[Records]
* * * * *

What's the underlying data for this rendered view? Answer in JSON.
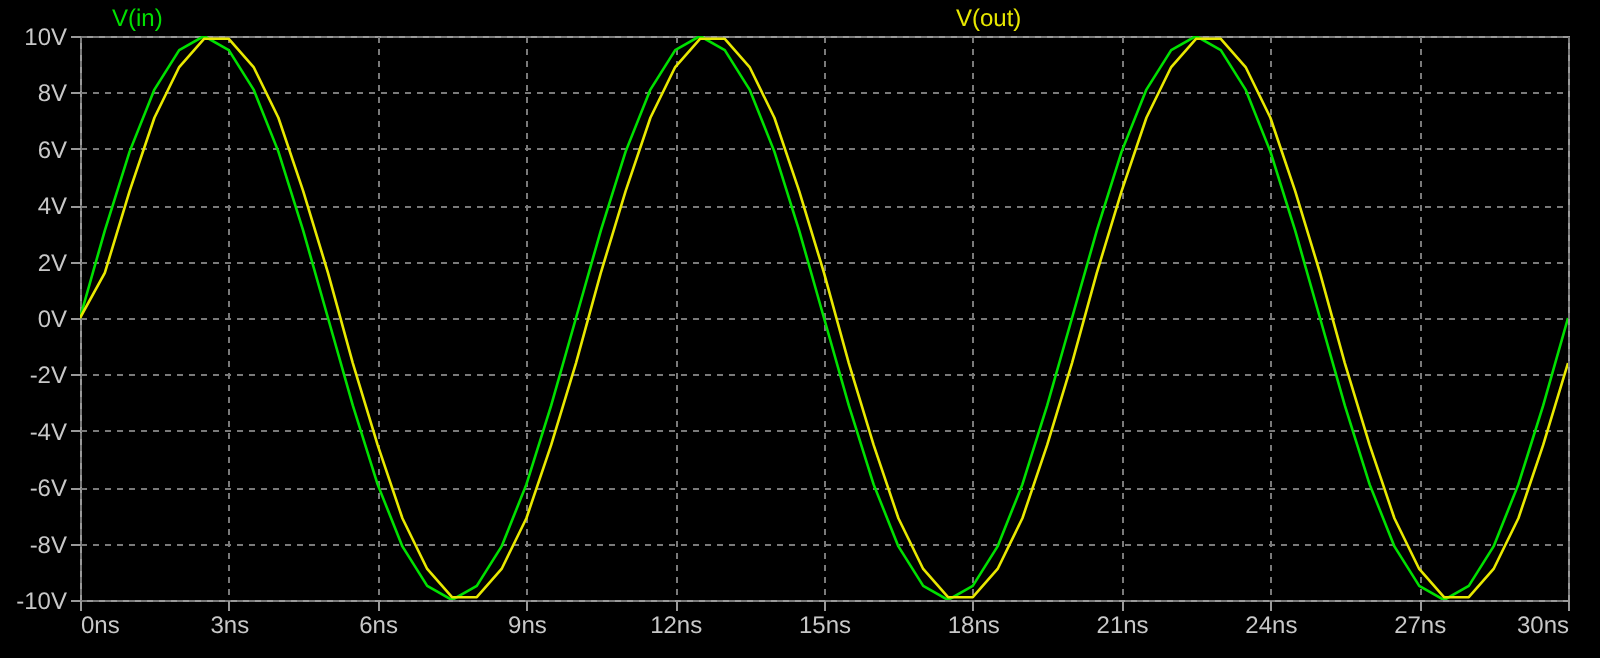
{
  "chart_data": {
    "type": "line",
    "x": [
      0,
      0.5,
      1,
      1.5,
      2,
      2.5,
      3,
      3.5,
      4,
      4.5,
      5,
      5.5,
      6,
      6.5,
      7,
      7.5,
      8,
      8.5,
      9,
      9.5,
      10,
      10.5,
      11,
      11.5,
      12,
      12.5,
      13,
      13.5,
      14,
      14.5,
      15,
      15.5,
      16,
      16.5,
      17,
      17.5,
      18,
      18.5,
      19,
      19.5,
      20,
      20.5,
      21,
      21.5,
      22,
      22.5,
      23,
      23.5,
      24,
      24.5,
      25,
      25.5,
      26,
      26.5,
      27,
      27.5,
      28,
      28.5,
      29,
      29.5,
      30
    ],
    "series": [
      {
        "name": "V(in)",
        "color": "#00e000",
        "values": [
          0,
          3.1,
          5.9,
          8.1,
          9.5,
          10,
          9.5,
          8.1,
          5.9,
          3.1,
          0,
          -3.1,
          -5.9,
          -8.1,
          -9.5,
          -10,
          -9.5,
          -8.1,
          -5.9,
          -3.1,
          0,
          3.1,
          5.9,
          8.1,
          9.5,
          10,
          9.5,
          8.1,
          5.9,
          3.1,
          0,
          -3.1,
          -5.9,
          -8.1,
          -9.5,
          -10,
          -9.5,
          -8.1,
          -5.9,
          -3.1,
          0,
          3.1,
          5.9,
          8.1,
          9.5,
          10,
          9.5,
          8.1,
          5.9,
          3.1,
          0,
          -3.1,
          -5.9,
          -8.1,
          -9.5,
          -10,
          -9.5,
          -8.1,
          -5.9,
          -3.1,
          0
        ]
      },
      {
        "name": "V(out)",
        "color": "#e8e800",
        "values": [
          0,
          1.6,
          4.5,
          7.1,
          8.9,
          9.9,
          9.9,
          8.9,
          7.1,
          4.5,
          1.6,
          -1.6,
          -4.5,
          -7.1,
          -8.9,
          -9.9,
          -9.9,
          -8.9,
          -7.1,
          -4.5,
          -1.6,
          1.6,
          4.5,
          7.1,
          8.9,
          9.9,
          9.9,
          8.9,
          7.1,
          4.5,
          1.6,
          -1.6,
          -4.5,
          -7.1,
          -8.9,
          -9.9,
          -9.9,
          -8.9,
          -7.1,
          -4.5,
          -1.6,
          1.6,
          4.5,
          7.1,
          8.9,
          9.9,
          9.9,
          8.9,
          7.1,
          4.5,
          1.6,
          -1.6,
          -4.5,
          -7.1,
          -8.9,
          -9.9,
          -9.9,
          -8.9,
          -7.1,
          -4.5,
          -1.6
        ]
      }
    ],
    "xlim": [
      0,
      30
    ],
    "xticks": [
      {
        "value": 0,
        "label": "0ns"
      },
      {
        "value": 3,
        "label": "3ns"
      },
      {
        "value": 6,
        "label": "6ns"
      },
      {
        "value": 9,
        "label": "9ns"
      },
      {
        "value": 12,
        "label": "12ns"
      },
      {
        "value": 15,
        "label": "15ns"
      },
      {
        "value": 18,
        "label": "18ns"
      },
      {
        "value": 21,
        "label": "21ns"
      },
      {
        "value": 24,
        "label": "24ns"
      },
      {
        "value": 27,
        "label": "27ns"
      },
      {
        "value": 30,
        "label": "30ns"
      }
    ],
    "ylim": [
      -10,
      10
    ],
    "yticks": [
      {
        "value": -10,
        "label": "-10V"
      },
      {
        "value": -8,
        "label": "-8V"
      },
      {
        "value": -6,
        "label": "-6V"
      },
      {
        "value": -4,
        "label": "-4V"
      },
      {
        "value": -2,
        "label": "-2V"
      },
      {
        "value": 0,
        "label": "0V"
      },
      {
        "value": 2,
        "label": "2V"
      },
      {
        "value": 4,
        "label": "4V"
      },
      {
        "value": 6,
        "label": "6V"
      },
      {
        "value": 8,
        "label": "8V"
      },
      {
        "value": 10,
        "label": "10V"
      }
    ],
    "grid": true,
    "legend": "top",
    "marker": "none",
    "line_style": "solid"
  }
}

* * * * *

● **Exercise task**: Without the pictures, return the entries exactly as they appear.

● **Task result**:
What's the underlying data for this rendered view? Answer in JSON.
{
  "chart_data": {
    "type": "line",
    "x": [
      0,
      0.5,
      1,
      1.5,
      2,
      2.5,
      3,
      3.5,
      4,
      4.5,
      5,
      5.5,
      6,
      6.5,
      7,
      7.5,
      8,
      8.5,
      9,
      9.5,
      10,
      10.5,
      11,
      11.5,
      12,
      12.5,
      13,
      13.5,
      14,
      14.5,
      15,
      15.5,
      16,
      16.5,
      17,
      17.5,
      18,
      18.5,
      19,
      19.5,
      20,
      20.5,
      21,
      21.5,
      22,
      22.5,
      23,
      23.5,
      24,
      24.5,
      25,
      25.5,
      26,
      26.5,
      27,
      27.5,
      28,
      28.5,
      29,
      29.5,
      30
    ],
    "series": [
      {
        "name": "V(in)",
        "color": "#00e000",
        "values": [
          0,
          3.1,
          5.9,
          8.1,
          9.5,
          10,
          9.5,
          8.1,
          5.9,
          3.1,
          0,
          -3.1,
          -5.9,
          -8.1,
          -9.5,
          -10,
          -9.5,
          -8.1,
          -5.9,
          -3.1,
          0,
          3.1,
          5.9,
          8.1,
          9.5,
          10,
          9.5,
          8.1,
          5.9,
          3.1,
          0,
          -3.1,
          -5.9,
          -8.1,
          -9.5,
          -10,
          -9.5,
          -8.1,
          -5.9,
          -3.1,
          0,
          3.1,
          5.9,
          8.1,
          9.5,
          10,
          9.5,
          8.1,
          5.9,
          3.1,
          0,
          -3.1,
          -5.9,
          -8.1,
          -9.5,
          -10,
          -9.5,
          -8.1,
          -5.9,
          -3.1,
          0
        ]
      },
      {
        "name": "V(out)",
        "color": "#e8e800",
        "values": [
          0,
          1.6,
          4.5,
          7.1,
          8.9,
          9.9,
          9.9,
          8.9,
          7.1,
          4.5,
          1.6,
          -1.6,
          -4.5,
          -7.1,
          -8.9,
          -9.9,
          -9.9,
          -8.9,
          -7.1,
          -4.5,
          -1.6,
          1.6,
          4.5,
          7.1,
          8.9,
          9.9,
          9.9,
          8.9,
          7.1,
          4.5,
          1.6,
          -1.6,
          -4.5,
          -7.1,
          -8.9,
          -9.9,
          -9.9,
          -8.9,
          -7.1,
          -4.5,
          -1.6,
          1.6,
          4.5,
          7.1,
          8.9,
          9.9,
          9.9,
          8.9,
          7.1,
          4.5,
          1.6,
          -1.6,
          -4.5,
          -7.1,
          -8.9,
          -9.9,
          -9.9,
          -8.9,
          -7.1,
          -4.5,
          -1.6
        ]
      }
    ],
    "xlim": [
      0,
      30
    ],
    "xticks": [
      {
        "value": 0,
        "label": "0ns"
      },
      {
        "value": 3,
        "label": "3ns"
      },
      {
        "value": 6,
        "label": "6ns"
      },
      {
        "value": 9,
        "label": "9ns"
      },
      {
        "value": 12,
        "label": "12ns"
      },
      {
        "value": 15,
        "label": "15ns"
      },
      {
        "value": 18,
        "label": "18ns"
      },
      {
        "value": 21,
        "label": "21ns"
      },
      {
        "value": 24,
        "label": "24ns"
      },
      {
        "value": 27,
        "label": "27ns"
      },
      {
        "value": 30,
        "label": "30ns"
      }
    ],
    "ylim": [
      -10,
      10
    ],
    "yticks": [
      {
        "value": -10,
        "label": "-10V"
      },
      {
        "value": -8,
        "label": "-8V"
      },
      {
        "value": -6,
        "label": "-6V"
      },
      {
        "value": -4,
        "label": "-4V"
      },
      {
        "value": -2,
        "label": "-2V"
      },
      {
        "value": 0,
        "label": "0V"
      },
      {
        "value": 2,
        "label": "2V"
      },
      {
        "value": 4,
        "label": "4V"
      },
      {
        "value": 6,
        "label": "6V"
      },
      {
        "value": 8,
        "label": "8V"
      },
      {
        "value": 10,
        "label": "10V"
      }
    ],
    "grid": true,
    "legend": "top",
    "marker": "none",
    "line_style": "solid"
  }
}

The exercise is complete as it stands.